Task goal — Reproduce all the lines below exactly and omit the images.

======== Data provided

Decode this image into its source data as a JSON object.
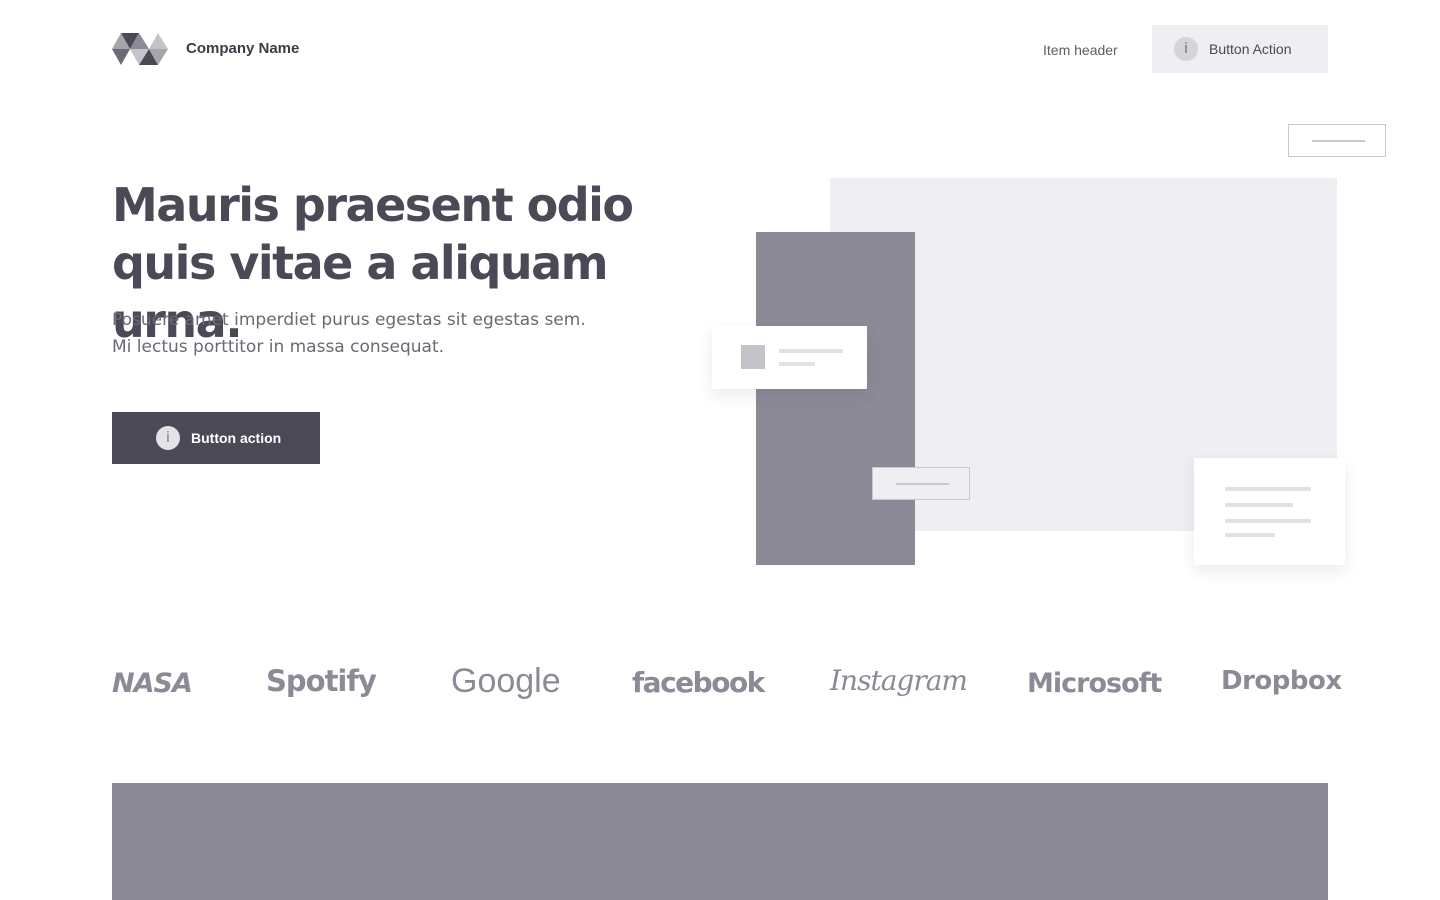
{
  "header": {
    "company_name": "Company Name",
    "nav_item": "Item header",
    "button_label": "Button Action",
    "button_icon": "i"
  },
  "hero": {
    "title": "Mauris praesent odio quis vitae a aliquam urna.",
    "subtitle_line1": "Posuere amet imperdiet purus egestas sit egestas sem.",
    "subtitle_line2": "Mi lectus porttitor in massa consequat.",
    "button_label": "Button action",
    "button_icon": "i"
  },
  "logos": [
    "NASA",
    "Spotify",
    "Google",
    "facebook",
    "Instagram",
    "Microsoft",
    "Dropbox"
  ],
  "colors": {
    "primary_dark": "#4a4955",
    "mid_gray": "#8c8a96",
    "light_bg": "#efeef3"
  }
}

================

Output —
Decode this image into its source data as a JSON object.
{
  "header": {
    "company_name": "Company Name",
    "nav_item": "Item header",
    "button_label": "Button Action",
    "button_icon": "i"
  },
  "hero": {
    "title": "Mauris praesent odio quis vitae a aliquam urna.",
    "subtitle_line1": "Posuere amet imperdiet purus egestas sit egestas sem.",
    "subtitle_line2": "Mi lectus porttitor in massa consequat.",
    "button_label": "Button action",
    "button_icon": "i"
  },
  "logos": [
    "NASA",
    "Spotify",
    "Google",
    "facebook",
    "Instagram",
    "Microsoft",
    "Dropbox"
  ],
  "colors": {
    "primary_dark": "#4a4955",
    "mid_gray": "#8c8a96",
    "light_bg": "#efeef3"
  }
}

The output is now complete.